### Spatial annotation entries
[start]

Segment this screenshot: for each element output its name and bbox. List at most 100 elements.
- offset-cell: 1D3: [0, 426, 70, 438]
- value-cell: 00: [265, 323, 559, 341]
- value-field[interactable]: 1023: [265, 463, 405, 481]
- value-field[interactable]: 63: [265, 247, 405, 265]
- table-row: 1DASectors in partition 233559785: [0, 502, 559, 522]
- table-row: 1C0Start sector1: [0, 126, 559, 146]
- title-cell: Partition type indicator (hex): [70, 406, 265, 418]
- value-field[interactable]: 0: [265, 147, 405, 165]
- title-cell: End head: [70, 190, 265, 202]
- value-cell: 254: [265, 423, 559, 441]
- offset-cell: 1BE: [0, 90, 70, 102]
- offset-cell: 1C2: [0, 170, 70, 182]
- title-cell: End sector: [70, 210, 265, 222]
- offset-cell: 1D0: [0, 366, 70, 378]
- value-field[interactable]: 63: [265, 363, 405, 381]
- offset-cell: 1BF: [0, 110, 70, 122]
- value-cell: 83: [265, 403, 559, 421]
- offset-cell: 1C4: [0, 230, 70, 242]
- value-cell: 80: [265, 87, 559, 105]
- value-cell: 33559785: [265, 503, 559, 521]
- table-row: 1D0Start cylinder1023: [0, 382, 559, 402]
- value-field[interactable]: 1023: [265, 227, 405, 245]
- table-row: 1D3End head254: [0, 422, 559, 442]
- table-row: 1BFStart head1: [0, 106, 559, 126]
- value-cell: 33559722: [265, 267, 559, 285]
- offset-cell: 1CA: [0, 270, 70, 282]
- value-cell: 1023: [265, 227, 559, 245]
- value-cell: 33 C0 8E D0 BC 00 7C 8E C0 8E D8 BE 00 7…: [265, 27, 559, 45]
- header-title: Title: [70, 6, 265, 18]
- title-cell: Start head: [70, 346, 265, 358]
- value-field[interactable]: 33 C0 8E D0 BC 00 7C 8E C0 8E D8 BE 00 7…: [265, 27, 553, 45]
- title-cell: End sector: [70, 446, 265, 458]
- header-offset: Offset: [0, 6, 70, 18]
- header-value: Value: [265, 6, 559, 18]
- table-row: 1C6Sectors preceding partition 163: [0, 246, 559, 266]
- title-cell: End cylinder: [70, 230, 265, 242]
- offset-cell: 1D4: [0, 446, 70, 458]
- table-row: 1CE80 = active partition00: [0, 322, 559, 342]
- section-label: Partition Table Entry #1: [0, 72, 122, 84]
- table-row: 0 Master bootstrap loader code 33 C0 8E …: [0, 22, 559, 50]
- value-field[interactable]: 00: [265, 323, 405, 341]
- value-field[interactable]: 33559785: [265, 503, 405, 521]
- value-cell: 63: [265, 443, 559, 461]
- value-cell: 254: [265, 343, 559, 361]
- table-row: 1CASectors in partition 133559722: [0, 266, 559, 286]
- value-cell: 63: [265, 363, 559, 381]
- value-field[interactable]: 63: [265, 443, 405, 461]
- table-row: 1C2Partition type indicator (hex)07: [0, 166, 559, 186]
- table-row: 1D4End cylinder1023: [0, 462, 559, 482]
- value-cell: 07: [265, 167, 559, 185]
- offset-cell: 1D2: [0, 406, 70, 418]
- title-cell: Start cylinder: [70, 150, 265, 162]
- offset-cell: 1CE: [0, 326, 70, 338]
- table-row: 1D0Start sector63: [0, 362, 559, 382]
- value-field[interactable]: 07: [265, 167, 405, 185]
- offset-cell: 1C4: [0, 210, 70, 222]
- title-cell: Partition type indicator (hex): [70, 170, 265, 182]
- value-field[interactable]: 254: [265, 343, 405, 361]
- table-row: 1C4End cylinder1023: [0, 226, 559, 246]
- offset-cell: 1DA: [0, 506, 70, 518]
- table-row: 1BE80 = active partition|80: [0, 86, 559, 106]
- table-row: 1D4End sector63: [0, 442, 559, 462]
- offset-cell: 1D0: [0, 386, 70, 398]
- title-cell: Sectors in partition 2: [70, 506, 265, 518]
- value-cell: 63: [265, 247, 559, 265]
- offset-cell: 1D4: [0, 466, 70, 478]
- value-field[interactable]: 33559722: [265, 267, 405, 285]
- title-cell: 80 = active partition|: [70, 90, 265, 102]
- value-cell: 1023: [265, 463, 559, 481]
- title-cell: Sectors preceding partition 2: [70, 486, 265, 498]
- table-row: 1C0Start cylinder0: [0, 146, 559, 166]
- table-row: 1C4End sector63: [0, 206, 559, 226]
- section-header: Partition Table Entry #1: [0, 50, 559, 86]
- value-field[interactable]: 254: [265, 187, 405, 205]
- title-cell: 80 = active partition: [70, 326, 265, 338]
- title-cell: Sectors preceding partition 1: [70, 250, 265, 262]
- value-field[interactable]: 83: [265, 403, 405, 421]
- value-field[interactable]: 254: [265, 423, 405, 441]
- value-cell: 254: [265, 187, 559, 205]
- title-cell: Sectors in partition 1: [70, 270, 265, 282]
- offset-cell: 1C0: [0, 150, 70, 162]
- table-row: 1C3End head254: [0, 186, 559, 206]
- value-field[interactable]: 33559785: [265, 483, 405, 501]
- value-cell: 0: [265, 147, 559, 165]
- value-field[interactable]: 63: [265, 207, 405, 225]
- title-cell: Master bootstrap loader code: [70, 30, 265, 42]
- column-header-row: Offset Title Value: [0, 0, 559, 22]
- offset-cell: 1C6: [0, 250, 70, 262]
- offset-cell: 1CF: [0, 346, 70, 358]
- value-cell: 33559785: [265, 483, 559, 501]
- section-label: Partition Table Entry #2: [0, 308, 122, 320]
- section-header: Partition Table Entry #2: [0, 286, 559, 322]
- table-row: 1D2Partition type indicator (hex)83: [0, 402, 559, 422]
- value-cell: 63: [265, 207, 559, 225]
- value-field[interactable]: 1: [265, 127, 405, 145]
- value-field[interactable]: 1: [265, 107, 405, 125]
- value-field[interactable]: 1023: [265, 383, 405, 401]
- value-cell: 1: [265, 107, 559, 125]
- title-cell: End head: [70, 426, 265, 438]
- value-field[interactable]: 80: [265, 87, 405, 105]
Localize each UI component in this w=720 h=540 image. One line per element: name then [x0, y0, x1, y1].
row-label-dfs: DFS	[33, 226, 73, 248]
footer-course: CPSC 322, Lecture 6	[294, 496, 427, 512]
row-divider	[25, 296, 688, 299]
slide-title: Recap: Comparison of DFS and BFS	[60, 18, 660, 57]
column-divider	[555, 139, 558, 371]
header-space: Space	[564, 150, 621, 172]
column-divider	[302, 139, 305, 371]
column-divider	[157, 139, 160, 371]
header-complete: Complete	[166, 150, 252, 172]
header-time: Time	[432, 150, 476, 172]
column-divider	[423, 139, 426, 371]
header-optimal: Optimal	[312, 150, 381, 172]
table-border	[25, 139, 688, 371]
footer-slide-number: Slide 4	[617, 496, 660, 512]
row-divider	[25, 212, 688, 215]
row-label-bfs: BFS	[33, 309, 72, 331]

[end]

### Exercise directions
Return every line of the records above verbatim, with nothing altered, added, or left out.

### Exercise solution
Segment this screenshot: for each element output its name and bbox. List at most 100 elements.
- offset-cell: 1D3: [0, 426, 70, 438]
- value-cell: 00: [265, 323, 559, 341]
- value-field[interactable]: 1023: [265, 463, 405, 481]
- value-field[interactable]: 63: [265, 247, 405, 265]
- table-row: 1DASectors in partition 233559785: [0, 502, 559, 522]
- table-row: 1C0Start sector1: [0, 126, 559, 146]
- title-cell: Partition type indicator (hex): [70, 406, 265, 418]
- value-field[interactable]: 0: [265, 147, 405, 165]
- title-cell: End head: [70, 190, 265, 202]
- value-cell: 254: [265, 423, 559, 441]
- offset-cell: 1BE: [0, 90, 70, 102]
- offset-cell: 1C2: [0, 170, 70, 182]
- title-cell: End sector: [70, 210, 265, 222]
- offset-cell: 1D0: [0, 366, 70, 378]
- value-field[interactable]: 63: [265, 363, 405, 381]
- offset-cell: 1BF: [0, 110, 70, 122]
- value-cell: 83: [265, 403, 559, 421]
- offset-cell: 1C4: [0, 230, 70, 242]
- value-cell: 80: [265, 87, 559, 105]
- value-cell: 33559785: [265, 503, 559, 521]
- table-row: 1D0Start cylinder1023: [0, 382, 559, 402]
- value-field[interactable]: 1023: [265, 227, 405, 245]
- table-row: 1D3End head254: [0, 422, 559, 442]
- table-row: 1BFStart head1: [0, 106, 559, 126]
- value-cell: 33559722: [265, 267, 559, 285]
- offset-cell: 1CA: [0, 270, 70, 282]
- value-cell: 1023: [265, 227, 559, 245]
- value-cell: 33 C0 8E D0 BC 00 7C 8E C0 8E D8 BE 00 7…: [265, 27, 559, 45]
- header-title: Title: [70, 6, 265, 18]
- title-cell: Start head: [70, 346, 265, 358]
- value-field[interactable]: 33 C0 8E D0 BC 00 7C 8E C0 8E D8 BE 00 7…: [265, 27, 553, 45]
- title-cell: End sector: [70, 446, 265, 458]
- header-offset: Offset: [0, 6, 70, 18]
- header-value: Value: [265, 6, 559, 18]
- table-row: 1C6Sectors preceding partition 163: [0, 246, 559, 266]
- title-cell: End cylinder: [70, 230, 265, 242]
- offset-cell: 1D4: [0, 446, 70, 458]
- table-row: 1CE80 = active partition00: [0, 322, 559, 342]
- section-label: Partition Table Entry #1: [0, 72, 122, 84]
- table-row: 0 Master bootstrap loader code 33 C0 8E …: [0, 22, 559, 50]
- value-field[interactable]: 00: [265, 323, 405, 341]
- value-field[interactable]: 33559785: [265, 503, 405, 521]
- value-cell: 63: [265, 443, 559, 461]
- value-cell: 254: [265, 343, 559, 361]
- table-row: 1CASectors in partition 133559722: [0, 266, 559, 286]
- value-cell: 63: [265, 363, 559, 381]
- value-field[interactable]: 63: [265, 443, 405, 461]
- table-row: 1C2Partition type indicator (hex)07: [0, 166, 559, 186]
- table-row: 1D4End cylinder1023: [0, 462, 559, 482]
- value-cell: 07: [265, 167, 559, 185]
- offset-cell: 1D2: [0, 406, 70, 418]
- title-cell: Start cylinder: [70, 150, 265, 162]
- offset-cell: 1CE: [0, 326, 70, 338]
- table-row: 1D0Start sector63: [0, 362, 559, 382]
- value-field[interactable]: 07: [265, 167, 405, 185]
- offset-cell: 1C4: [0, 210, 70, 222]
- title-cell: Partition type indicator (hex): [70, 170, 265, 182]
- value-field[interactable]: 254: [265, 343, 405, 361]
- table-row: 1C4End cylinder1023: [0, 226, 559, 246]
- offset-cell: 1DA: [0, 506, 70, 518]
- table-row: 1BE80 = active partition|80: [0, 86, 559, 106]
- table-row: 1D4End sector63: [0, 442, 559, 462]
- offset-cell: 1D0: [0, 386, 70, 398]
- title-cell: Sectors in partition 2: [70, 506, 265, 518]
- value-cell: 63: [265, 247, 559, 265]
- offset-cell: 1D4: [0, 466, 70, 478]
- value-field[interactable]: 33559722: [265, 267, 405, 285]
- title-cell: 80 = active partition|: [70, 90, 265, 102]
- value-cell: 1023: [265, 463, 559, 481]
- title-cell: Sectors preceding partition 2: [70, 486, 265, 498]
- table-row: 1C0Start cylinder0: [0, 146, 559, 166]
- table-row: 1C4End sector63: [0, 206, 559, 226]
- section-header: Partition Table Entry #1: [0, 50, 559, 86]
- value-field[interactable]: 254: [265, 187, 405, 205]
- title-cell: 80 = active partition: [70, 326, 265, 338]
- title-cell: Sectors preceding partition 1: [70, 250, 265, 262]
- value-field[interactable]: 83: [265, 403, 405, 421]
- value-field[interactable]: 254: [265, 423, 405, 441]
- value-cell: 254: [265, 187, 559, 205]
- title-cell: Sectors in partition 1: [70, 270, 265, 282]
- offset-cell: 1C0: [0, 150, 70, 162]
- table-row: 1C3End head254: [0, 186, 559, 206]
- value-field[interactable]: 33559785: [265, 483, 405, 501]
- value-cell: 0: [265, 147, 559, 165]
- value-field[interactable]: 63: [265, 207, 405, 225]
- title-cell: Master bootstrap loader code: [70, 30, 265, 42]
- column-header-row: Offset Title Value: [0, 0, 559, 22]
- offset-cell: 1C6: [0, 250, 70, 262]
- offset-cell: 1CF: [0, 346, 70, 358]
- value-cell: 33559785: [265, 483, 559, 501]
- section-label: Partition Table Entry #2: [0, 308, 122, 320]
- section-header: Partition Table Entry #2: [0, 286, 559, 322]
- table-row: 1D2Partition type indicator (hex)83: [0, 402, 559, 422]
- value-cell: 63: [265, 207, 559, 225]
- value-field[interactable]: 1: [265, 127, 405, 145]
- value-field[interactable]: 1: [265, 107, 405, 125]
- value-field[interactable]: 1023: [265, 383, 405, 401]
- value-cell: 1: [265, 107, 559, 125]
- title-cell: End head: [70, 426, 265, 438]
- value-field[interactable]: 80: [265, 87, 405, 105]
Localize each UI component in this w=720 h=540 image. One line per element: name then [x0, y0, x1, y1].
row-label-dfs: DFS	[33, 226, 73, 248]
footer-course: CPSC 322, Lecture 6	[294, 496, 427, 512]
row-divider	[25, 296, 688, 299]
slide-title: Recap: Comparison of DFS and BFS	[60, 18, 660, 57]
column-divider	[555, 139, 558, 371]
header-space: Space	[564, 150, 621, 172]
column-divider	[302, 139, 305, 371]
column-divider	[157, 139, 160, 371]
header-complete: Complete	[166, 150, 252, 172]
header-time: Time	[432, 150, 476, 172]
column-divider	[423, 139, 426, 371]
header-optimal: Optimal	[312, 150, 381, 172]
table-border	[25, 139, 688, 371]
footer-slide-number: Slide 4	[617, 496, 660, 512]
row-divider	[25, 212, 688, 215]
row-label-bfs: BFS	[33, 309, 72, 331]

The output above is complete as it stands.